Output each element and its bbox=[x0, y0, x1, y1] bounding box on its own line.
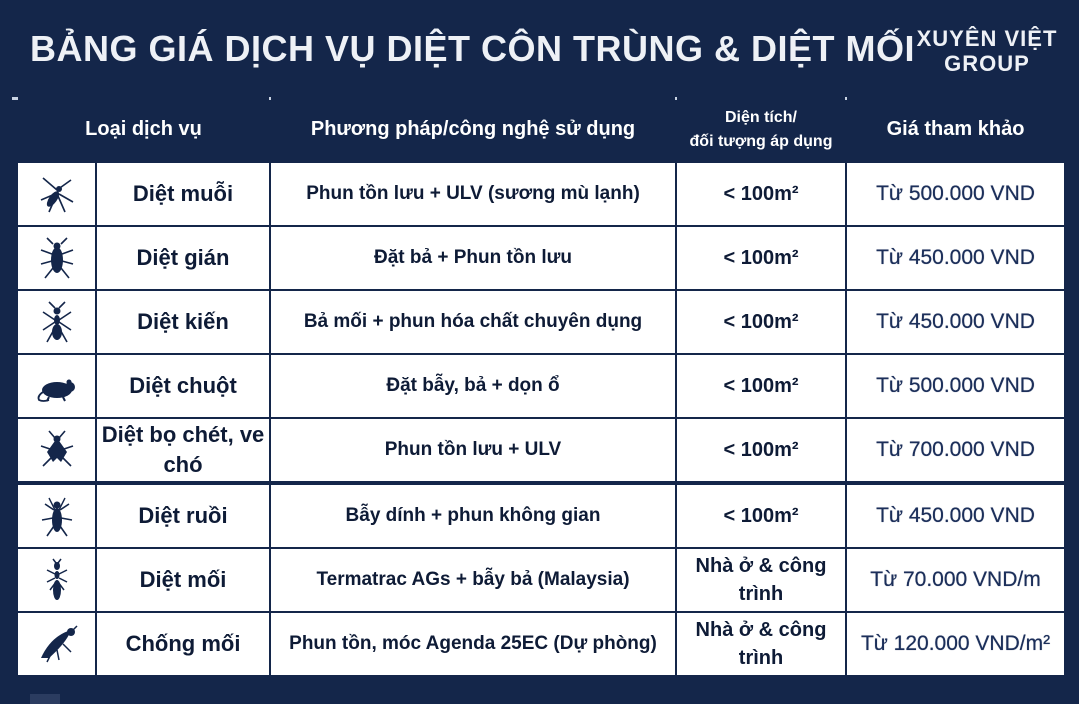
service-method: Termatrac AGs + bẫy bả (Malaysia) bbox=[316, 569, 630, 590]
service-area: < 100m² bbox=[723, 375, 799, 397]
service-area: < 100m² bbox=[723, 183, 799, 205]
column-divider bbox=[95, 291, 97, 353]
winged-termite-icon bbox=[18, 613, 95, 675]
cockroach-icon bbox=[18, 227, 95, 289]
service-area: < 100m² bbox=[723, 505, 799, 527]
service-price: Từ 500.000 VND bbox=[876, 374, 1035, 397]
column-divider bbox=[269, 613, 271, 675]
service-method: Bả mối + phun hóa chất chuyên dụng bbox=[303, 311, 643, 332]
column-divider bbox=[675, 163, 677, 225]
table-row bbox=[18, 419, 1064, 481]
column-divider bbox=[95, 355, 97, 417]
table-row bbox=[18, 355, 1064, 417]
header-area bbox=[677, 97, 845, 162]
column-divider bbox=[675, 227, 677, 289]
column-divider bbox=[675, 291, 677, 353]
rat-icon bbox=[18, 355, 95, 417]
flea-icon bbox=[18, 419, 95, 481]
service-area: Nhà ở & công trình bbox=[695, 619, 827, 669]
table-row bbox=[18, 291, 1064, 353]
price-table bbox=[12, 97, 1064, 676]
service-name: Chống mối bbox=[125, 631, 241, 656]
termite-icon bbox=[18, 549, 95, 611]
service-price: Từ 500.000 VND bbox=[876, 182, 1035, 205]
service-name: Diệt kiến bbox=[137, 309, 229, 334]
service-name: Diệt ruồi bbox=[138, 503, 228, 528]
service-method: Phun tồn lưu + ULV bbox=[384, 439, 562, 460]
service-name: Diệt chuột bbox=[129, 373, 237, 398]
column-divider bbox=[95, 163, 97, 225]
column-divider bbox=[845, 419, 847, 481]
column-divider bbox=[269, 485, 271, 547]
service-method: Phun tồn lưu + ULV (sương mù lạnh) bbox=[306, 183, 640, 204]
page-title: BẢNG GIÁ DỊCH VỤ DIỆT CÔN TRÙNG & DIỆT MỐI bbox=[30, 28, 915, 69]
header-service: Loại dịch vụ bbox=[18, 97, 269, 162]
column-divider bbox=[845, 613, 847, 675]
table-row bbox=[18, 613, 1064, 675]
column-divider bbox=[675, 419, 677, 481]
service-area: < 100m² bbox=[723, 311, 799, 333]
header-price: Giá tham khảo bbox=[847, 97, 1064, 162]
footer-fragment bbox=[30, 694, 60, 704]
table-row bbox=[18, 485, 1064, 547]
service-price: Từ 120.000 VND/m² bbox=[860, 632, 1051, 655]
column-divider bbox=[845, 227, 847, 289]
column-divider bbox=[675, 549, 677, 611]
column-divider bbox=[845, 163, 847, 225]
column-divider bbox=[95, 227, 97, 289]
service-price: Từ 450.000 VND bbox=[876, 310, 1035, 333]
column-divider bbox=[95, 549, 97, 611]
service-name: Diệt gián bbox=[136, 245, 230, 270]
service-price: Từ 700.000 VND bbox=[876, 438, 1035, 461]
column-divider bbox=[675, 485, 677, 547]
column-divider bbox=[845, 485, 847, 547]
header-area-line-2: đối tượng áp dụng bbox=[689, 132, 833, 150]
fly-icon bbox=[18, 485, 95, 547]
brand-logo bbox=[912, 26, 1062, 76]
column-divider bbox=[95, 419, 97, 481]
column-divider bbox=[845, 549, 847, 611]
service-price: Từ 450.000 VND bbox=[876, 246, 1035, 269]
column-divider bbox=[845, 291, 847, 353]
service-method: Bẫy dính + phun không gian bbox=[345, 505, 601, 526]
service-area: Nhà ở & công trình bbox=[695, 555, 827, 605]
header-area-line-1: Diện tích/ bbox=[724, 108, 797, 126]
brand-line-2: GROUP bbox=[944, 51, 1030, 76]
service-method: Đặt bẫy, bả + dọn ổ bbox=[386, 375, 560, 396]
service-name: Diệt muỗi bbox=[132, 181, 234, 206]
column-divider bbox=[269, 549, 271, 611]
service-price: Từ 450.000 VND bbox=[876, 504, 1035, 527]
column-divider bbox=[269, 355, 271, 417]
service-area: < 100m² bbox=[723, 439, 799, 461]
table-row bbox=[18, 549, 1064, 611]
column-divider bbox=[675, 355, 677, 417]
column-divider bbox=[269, 291, 271, 353]
service-name: Diệt bọ chét, ve chó bbox=[101, 422, 265, 477]
column-divider bbox=[95, 485, 97, 547]
header-method: Phương pháp/công nghệ sử dụng bbox=[271, 97, 675, 162]
service-name: Diệt mối bbox=[139, 567, 227, 592]
table-row bbox=[18, 163, 1064, 225]
brand-line-1: XUYÊN VIỆT bbox=[916, 26, 1058, 51]
service-area: < 100m² bbox=[723, 247, 799, 269]
column-divider bbox=[269, 163, 271, 225]
table-row bbox=[18, 227, 1064, 289]
column-divider bbox=[675, 613, 677, 675]
service-price: Từ 70.000 VND/m bbox=[870, 568, 1041, 591]
service-method: Phun tồn, móc Agenda 25EC (Dự phòng) bbox=[289, 633, 657, 654]
column-divider bbox=[95, 613, 97, 675]
ant-icon bbox=[18, 291, 95, 353]
column-divider bbox=[269, 419, 271, 481]
mosquito-icon bbox=[18, 163, 95, 225]
service-method: Đặt bả + Phun tồn lưu bbox=[374, 247, 572, 268]
column-divider bbox=[269, 227, 271, 289]
column-divider bbox=[845, 355, 847, 417]
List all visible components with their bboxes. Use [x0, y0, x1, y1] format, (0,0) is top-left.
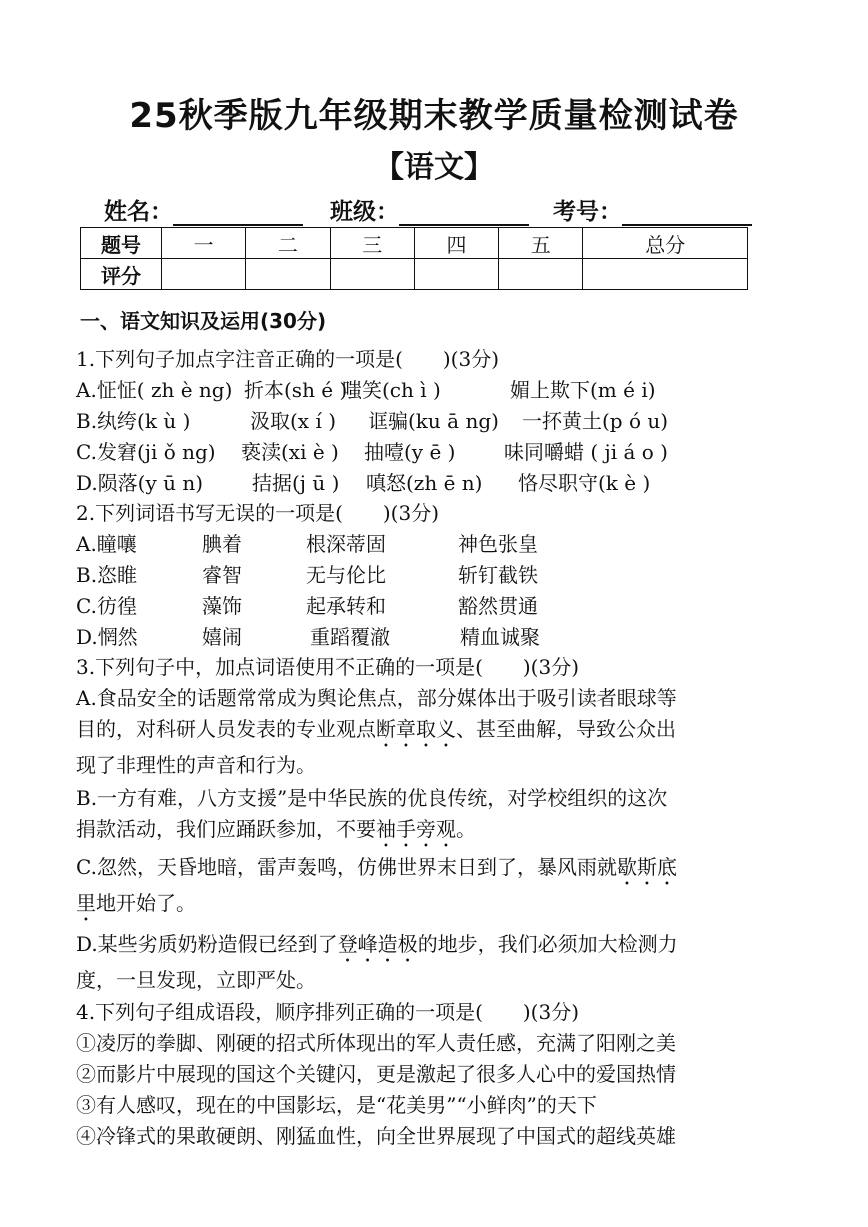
option-item: 嬉闹 — [202, 625, 242, 649]
score-table — [80, 227, 748, 290]
score-table-header-row — [81, 228, 748, 259]
option-item: 藻饰 — [202, 594, 242, 618]
text-span: 捐款活动，我们应踊跃参加，不要 — [76, 817, 376, 841]
option-item: D.陨落(y ū n) — [76, 471, 204, 495]
score-cell-header: 一 — [162, 228, 246, 259]
score-cell-label: 题号 — [81, 228, 162, 259]
class-label: 班级： — [330, 199, 399, 225]
question-4-sentence-1: ①凌厉的拳脚、刚硬的招式所体现出的军人责任感，充满了阳刚之美 — [76, 1031, 676, 1055]
text-span: 的地步，我们必须加大检测力 — [417, 932, 678, 956]
question-4-sentence-4: ④冷锋式的果敢硬朗、刚猛血性，向全世界展现了中国式的超线英雄 — [76, 1124, 676, 1148]
dotted-word: 断章取义 — [376, 717, 456, 741]
dotted-word: 登峰造极 — [337, 932, 418, 956]
score-cell-header: 三 — [330, 228, 414, 259]
score-cell-header: 五 — [499, 228, 583, 259]
option-item: 神色张皇 — [458, 532, 538, 556]
question-2-stem: 2.下列词语书写无误的一项是( )(3分) — [76, 501, 440, 525]
option-item: 诓骗(ku ā ng) — [368, 409, 499, 433]
score-cell-header: 四 — [414, 228, 498, 259]
class-blank[interactable] — [399, 200, 529, 226]
option-item: 媚上欺下(m é i) — [510, 378, 656, 402]
option-item: 起承转和 — [306, 594, 386, 618]
question-3-option-d-line — [76, 928, 678, 967]
question-3-option-a-line: 现了非理性的声音和行为。 — [76, 753, 316, 777]
option-item: 抽噎(y ē ) — [364, 440, 456, 464]
option-item: A.怔怔( zh è ng) — [76, 378, 233, 402]
number-label: 考号： — [553, 199, 622, 225]
section-heading: 一、语文知识及运用(30分) — [80, 309, 327, 333]
question-3-option-a-line: A.食品安全的话题常常成为舆论焦点，部分媒体出于吸引读者眼球等 — [76, 686, 677, 710]
question-4-sentence-3: ③有人感叹，现在的中国影坛，是“花美男”“小鲜肉”的天下 — [76, 1093, 597, 1117]
option-item: A.瞳嚷 — [76, 532, 137, 556]
text-span: C.忽然，天昏地暗，雷声轰鸣，仿佛世界末日到了，暴风雨就 — [76, 855, 617, 879]
question-3-option-b-line: B.一方有难，八方支援”是中华民族的优良传统，对学校组织的这次 — [76, 786, 668, 810]
option-item: 根深蒂固 — [306, 532, 386, 556]
score-cell-empty[interactable] — [330, 259, 414, 290]
dotted-word: 袖手旁观 — [376, 817, 456, 841]
question-3-stem: 3.下列句子中，加点词语使用不正确的一项是( )(3分) — [76, 655, 580, 679]
option-item: 精血诚聚 — [460, 625, 540, 649]
option-item: 豁然贯通 — [458, 594, 538, 618]
exam-title: 25秋季版九年级期末教学质量检测试卷 — [129, 96, 739, 136]
number-field — [553, 193, 752, 226]
question-3-option-b-line — [76, 813, 476, 852]
option-item: B.纨绔(k ù ) — [76, 409, 191, 433]
option-item: 无与伦比 — [306, 563, 386, 587]
score-table-score-row — [81, 259, 748, 290]
option-item: 斩钉截铁 — [458, 563, 538, 587]
option-item: B.恣睢 — [76, 563, 138, 587]
option-item: C.发窘(ji ǒ ng) — [76, 440, 216, 464]
class-field — [330, 193, 529, 226]
option-item: 一抔黄土(p ó u) — [522, 409, 669, 433]
question-4-sentence-2: ②而影片中展现的国这个关键闪，更是激起了很多人心中的爱国热情 — [76, 1062, 676, 1086]
score-cell-empty[interactable] — [583, 259, 748, 290]
score-cell-label: 评分 — [81, 259, 162, 290]
option-item: 腆着 — [202, 532, 242, 556]
option-item: 嗔怒(zh ē n) — [366, 471, 483, 495]
question-3-option-d-line: 度，一旦发现，立即严处。 — [76, 968, 316, 992]
score-cell-empty[interactable] — [414, 259, 498, 290]
option-item: D.惘然 — [76, 625, 138, 649]
score-cell-empty[interactable] — [246, 259, 330, 290]
option-item: 拮据(j ū ) — [252, 471, 340, 495]
option-item: 嗤笑(ch ì ) — [342, 378, 441, 402]
number-blank[interactable] — [622, 200, 752, 226]
dotted-word: 里 — [76, 891, 96, 915]
text-span: 目的，对科研人员发表的专业观点 — [76, 717, 376, 741]
name-label: 姓名： — [104, 199, 173, 225]
text-span: 、甚至曲解，导致公众出 — [456, 717, 676, 741]
dotted-word: 歇斯底 — [616, 855, 677, 879]
score-cell-header: 二 — [246, 228, 330, 259]
score-cell-empty[interactable] — [499, 259, 583, 290]
text-span: D.某些劣质奶粉造假已经到了 — [76, 932, 338, 956]
question-1-stem: 1.下列句子加点字注音正确的一项是( )(3分) — [76, 347, 500, 371]
option-item: 睿智 — [202, 563, 242, 587]
name-blank[interactable] — [173, 200, 303, 226]
option-item: 汲取(x í ) — [250, 409, 336, 433]
score-cell-empty[interactable] — [162, 259, 246, 290]
score-cell-header: 总分 — [583, 228, 748, 259]
option-item: 重蹈覆澈 — [310, 625, 390, 649]
name-field — [104, 193, 303, 226]
question-3-option-c-line — [76, 851, 677, 890]
option-item: C.彷徨 — [76, 594, 137, 618]
subject-label: 【语文】 — [374, 150, 494, 185]
option-item: 折本(sh é ) — [244, 378, 348, 402]
text-span: 。 — [456, 817, 476, 841]
option-item: 味同嚼蜡 ( ji á o ) — [504, 440, 668, 464]
question-3-option-c-line — [76, 887, 196, 926]
option-item: 恪尽职守(k è ) — [518, 471, 651, 495]
question-4-stem: 4.下列句子组成语段，顺序排列正确的一项是( )(3分) — [76, 1000, 580, 1024]
text-span: 地开始了。 — [96, 891, 196, 915]
option-item: 亵渎(xi è ) — [241, 440, 339, 464]
question-3-option-a-line — [76, 713, 676, 752]
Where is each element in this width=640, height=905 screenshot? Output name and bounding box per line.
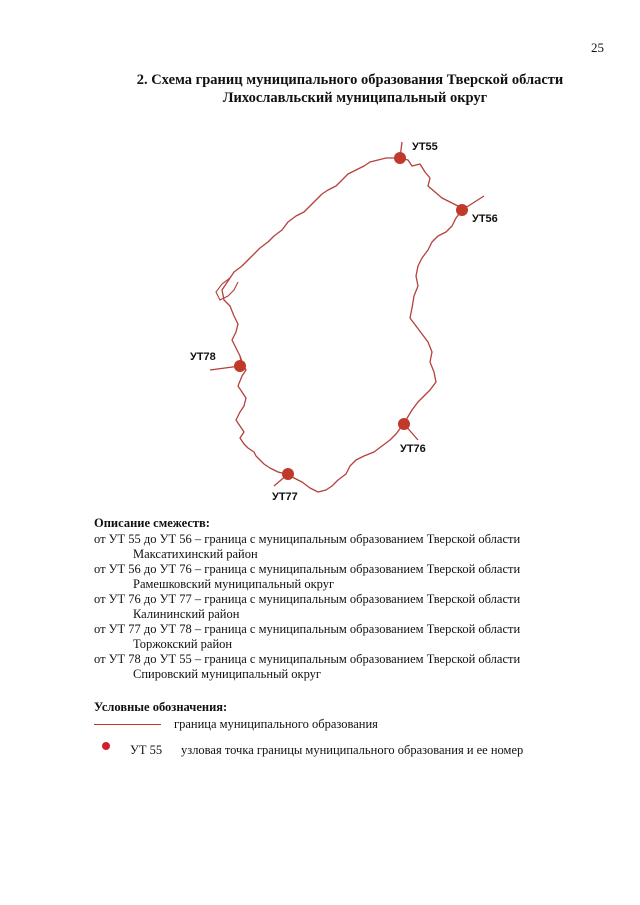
----
Arrange the lines of the listing as a JSON list of strings, one string per line and no blank lines, starting with the line that contains "option-item: 嬉闹 — [202, 625, 242, 649]" and going on through the line that contains "question-4-sentence-4: ④冷锋式的果敢硬朗、刚猛血性，向全世界展现了中国式的超线英雄 —".

[
  "option-item: 嬉闹 — [202, 625, 242, 649]",
  "score-table — [80, 227, 748, 290]",
  "score-table-header-row — [81, 228, 748, 259]",
  "option-item: 藻饰 — [202, 594, 242, 618]",
  "text-span: 捐款活动，我们应踊跃参加，不要 — [76, 817, 376, 841]",
  "option-item: D.陨落(y ū n) — [76, 471, 204, 495]",
  "score-cell-header: 一 — [162, 228, 246, 259]",
  "score-cell-label: 题号 — [81, 228, 162, 259]",
  "class-label: 班级： — [330, 199, 399, 225]",
  "question-4-sentence-1: ①凌厉的拳脚、刚硬的招式所体现出的军人责任感，充满了阳刚之美 — [76, 1031, 676, 1055]",
  "text-span: 的地步，我们必须加大检测力 — [417, 932, 678, 956]",
  "question-4-sentence-4: ④冷锋式的果敢硬朗、刚猛血性，向全世界展现了中国式的超线英雄 — [76, 1124, 676, 1148]"
]